Reading passage =>
....
Boris wades in quickly with flag held high in February demanding robust action to stop the 'corona-coaster'. He invents home-schooling and every family in the land starts to feel the real terror - kids at home 24/7. Matt Hancock reassures a shaken nation that sticking-plaster solutions won't help and the answer is in solid test-and-trace stuff and that following the science will keep us safe. We are told that our washing hands every moment of the day and keeping our distance will stop the virus spreading. Oh dear, well that worked, didn't it?


Then comes social distancing - the best oxymoron I have ever heard. Surely 'anti-social distancing' is more accurate? But social sounds warm and friendly, so that's OK. Professor Witty appears on our tellies in late March - a scary man who looks uncannily like the virus itself. He unveils death spreadsheets every day with a worrying calmness and tells us that the war on the virus has only just begun. The British public then reacts accordingly - with logic, sense and reason and starts its own little war - over toilet rolls and spaghetti in supermarket aisles, because a combination of both will act as an instant vaccine to the beast.

April is full of flattening-the-curve, realising that you are not 'essential' in the great scheme of things and that science is about to break the chain-of-transmission. Boris throws pithy phrases out like game-changer, blanket lockdowns and giving the virus a short, sharp shock, while across the ocean and the Donald re-christens it as the 'Cheena-virus' and refuses to do anything about it.


May then rolls in and we were introduced to a new word - the 'furlough', and things dive to a new low as most of us realise that we are not eligible for that either. May also produces the longest and most impressive word of the pandemic so far - 'asymptomatic'. Still not too sure what it means exactly but I am stubbornly trying to fit it into my online Scrabble games, which is virtually impossible... so I'm kicking the can down the road on that one.
....
Dataset records =>
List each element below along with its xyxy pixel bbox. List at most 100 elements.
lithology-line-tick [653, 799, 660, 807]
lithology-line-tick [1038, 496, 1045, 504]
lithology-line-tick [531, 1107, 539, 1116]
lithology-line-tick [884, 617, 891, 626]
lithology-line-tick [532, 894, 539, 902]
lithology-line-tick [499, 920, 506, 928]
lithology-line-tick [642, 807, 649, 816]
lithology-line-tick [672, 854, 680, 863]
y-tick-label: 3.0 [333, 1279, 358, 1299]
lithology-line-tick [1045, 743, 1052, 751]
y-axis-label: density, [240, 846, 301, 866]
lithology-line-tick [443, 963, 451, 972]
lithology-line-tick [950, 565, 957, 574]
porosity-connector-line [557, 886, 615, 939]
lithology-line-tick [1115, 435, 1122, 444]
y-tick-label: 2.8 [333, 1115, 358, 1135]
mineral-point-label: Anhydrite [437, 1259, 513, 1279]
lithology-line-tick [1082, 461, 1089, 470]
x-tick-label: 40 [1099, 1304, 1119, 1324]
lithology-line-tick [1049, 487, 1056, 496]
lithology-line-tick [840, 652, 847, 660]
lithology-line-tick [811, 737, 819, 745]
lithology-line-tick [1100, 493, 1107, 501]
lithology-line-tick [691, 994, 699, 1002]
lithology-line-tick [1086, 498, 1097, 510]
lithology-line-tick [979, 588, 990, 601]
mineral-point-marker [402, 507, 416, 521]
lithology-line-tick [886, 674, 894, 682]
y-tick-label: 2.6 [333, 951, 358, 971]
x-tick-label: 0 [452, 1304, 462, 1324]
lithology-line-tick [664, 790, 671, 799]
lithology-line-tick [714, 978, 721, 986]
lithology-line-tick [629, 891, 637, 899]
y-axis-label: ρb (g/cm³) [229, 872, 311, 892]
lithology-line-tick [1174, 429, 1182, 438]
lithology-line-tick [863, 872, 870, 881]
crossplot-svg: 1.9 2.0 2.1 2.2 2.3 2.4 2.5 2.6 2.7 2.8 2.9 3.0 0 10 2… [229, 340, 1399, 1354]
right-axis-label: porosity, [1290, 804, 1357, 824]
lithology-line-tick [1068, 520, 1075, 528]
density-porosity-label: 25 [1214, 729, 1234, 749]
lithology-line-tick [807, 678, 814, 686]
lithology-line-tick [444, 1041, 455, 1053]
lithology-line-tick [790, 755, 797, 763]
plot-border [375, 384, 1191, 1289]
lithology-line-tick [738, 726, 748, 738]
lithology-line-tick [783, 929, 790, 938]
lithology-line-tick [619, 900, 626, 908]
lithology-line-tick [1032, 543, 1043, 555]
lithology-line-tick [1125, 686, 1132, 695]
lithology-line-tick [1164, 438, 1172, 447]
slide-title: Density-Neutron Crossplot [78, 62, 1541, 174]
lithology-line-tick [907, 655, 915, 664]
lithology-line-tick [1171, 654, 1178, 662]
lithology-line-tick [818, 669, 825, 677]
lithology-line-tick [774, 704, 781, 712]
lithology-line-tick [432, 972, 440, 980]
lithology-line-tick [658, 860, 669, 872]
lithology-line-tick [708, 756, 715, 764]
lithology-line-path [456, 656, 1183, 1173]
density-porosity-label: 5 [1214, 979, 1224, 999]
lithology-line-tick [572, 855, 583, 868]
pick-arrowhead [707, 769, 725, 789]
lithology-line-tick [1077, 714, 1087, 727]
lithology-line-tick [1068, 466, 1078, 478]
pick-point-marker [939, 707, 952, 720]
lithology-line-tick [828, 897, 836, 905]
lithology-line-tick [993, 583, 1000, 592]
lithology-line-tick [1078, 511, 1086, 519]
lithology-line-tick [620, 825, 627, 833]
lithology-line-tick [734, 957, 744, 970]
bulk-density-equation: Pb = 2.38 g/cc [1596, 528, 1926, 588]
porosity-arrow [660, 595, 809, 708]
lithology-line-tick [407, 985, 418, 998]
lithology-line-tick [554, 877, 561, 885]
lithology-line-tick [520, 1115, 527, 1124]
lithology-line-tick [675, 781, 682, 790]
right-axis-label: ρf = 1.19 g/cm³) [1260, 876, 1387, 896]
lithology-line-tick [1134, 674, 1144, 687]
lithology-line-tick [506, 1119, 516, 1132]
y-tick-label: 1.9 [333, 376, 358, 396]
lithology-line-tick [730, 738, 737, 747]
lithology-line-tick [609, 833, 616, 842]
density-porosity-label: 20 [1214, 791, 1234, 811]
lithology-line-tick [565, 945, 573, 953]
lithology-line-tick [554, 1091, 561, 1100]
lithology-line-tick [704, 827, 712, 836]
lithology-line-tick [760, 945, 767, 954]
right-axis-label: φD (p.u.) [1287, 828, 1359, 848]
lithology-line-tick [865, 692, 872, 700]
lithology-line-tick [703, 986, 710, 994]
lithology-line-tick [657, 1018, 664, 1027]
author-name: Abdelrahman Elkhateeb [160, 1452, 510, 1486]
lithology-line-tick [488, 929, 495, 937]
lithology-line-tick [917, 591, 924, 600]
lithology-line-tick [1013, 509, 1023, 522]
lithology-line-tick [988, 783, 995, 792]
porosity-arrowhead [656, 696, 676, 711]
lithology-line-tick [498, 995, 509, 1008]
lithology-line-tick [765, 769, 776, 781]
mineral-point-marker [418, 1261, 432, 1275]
....
Exercise instructions => Can you reproduce, word for word, everything in the piece on the early pandemic months from "April is full" down to "anything about it."?

Output of the exercise =>
April is full of flattening-the-curve, realising that you are not 'essential' in the great scheme of things and that science is about to break the chain-of-transmission. Boris throws pithy phrases out like game-changer, blanket lockdowns and giving the virus a short, sharp shock, while across the ocean and the Donald re-christens it as the 'Cheena-virus' and refuses to do anything about it.